#### Listed records:
##############################

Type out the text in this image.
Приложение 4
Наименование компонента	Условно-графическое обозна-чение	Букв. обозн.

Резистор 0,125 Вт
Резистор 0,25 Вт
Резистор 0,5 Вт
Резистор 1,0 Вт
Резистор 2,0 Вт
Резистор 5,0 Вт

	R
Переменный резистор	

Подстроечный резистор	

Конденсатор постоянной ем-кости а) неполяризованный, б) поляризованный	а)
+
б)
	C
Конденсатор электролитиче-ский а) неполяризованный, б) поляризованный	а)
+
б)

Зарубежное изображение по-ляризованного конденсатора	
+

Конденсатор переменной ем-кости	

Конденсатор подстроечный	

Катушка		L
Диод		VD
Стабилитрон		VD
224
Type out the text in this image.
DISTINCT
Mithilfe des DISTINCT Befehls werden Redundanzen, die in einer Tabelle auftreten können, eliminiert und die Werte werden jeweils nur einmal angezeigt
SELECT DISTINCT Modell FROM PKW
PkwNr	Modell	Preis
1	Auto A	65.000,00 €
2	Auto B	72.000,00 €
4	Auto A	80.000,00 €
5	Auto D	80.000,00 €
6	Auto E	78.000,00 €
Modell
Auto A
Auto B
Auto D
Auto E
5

##############################

#### Brief:
Quote each line of the listing above exactly.

#### Task response:
Type out the text in this image.
Приложение 4
Наименование компонента	Условно-графическое обозна-чение	Букв. обозн.

Резистор 0,125 Вт
Резистор 0,25 Вт
Резистор 0,5 Вт
Резистор 1,0 Вт
Резистор 2,0 Вт
Резистор 5,0 Вт

	R
Переменный резистор	

Подстроечный резистор	

Конденсатор постоянной ем-кости а) неполяризованный, б) поляризованный	а)
+
б)
	C
Конденсатор электролитиче-ский а) неполяризованный, б) поляризованный	а)
+
б)

Зарубежное изображение по-ляризованного конденсатора	
+

Конденсатор переменной ем-кости	

Конденсатор подстроечный	

Катушка		L
Диод		VD
Стабилитрон		VD
224
Type out the text in this image.
DISTINCT
Mithilfe des DISTINCT Befehls werden Redundanzen, die in einer Tabelle auftreten können, eliminiert und die Werte werden jeweils nur einmal angezeigt
SELECT DISTINCT Modell FROM PKW
PkwNr	Modell	Preis
1	Auto A	65.000,00 €
2	Auto B	72.000,00 €
4	Auto A	80.000,00 €
5	Auto D	80.000,00 €
6	Auto E	78.000,00 €
Modell
Auto A
Auto B
Auto D
Auto E
5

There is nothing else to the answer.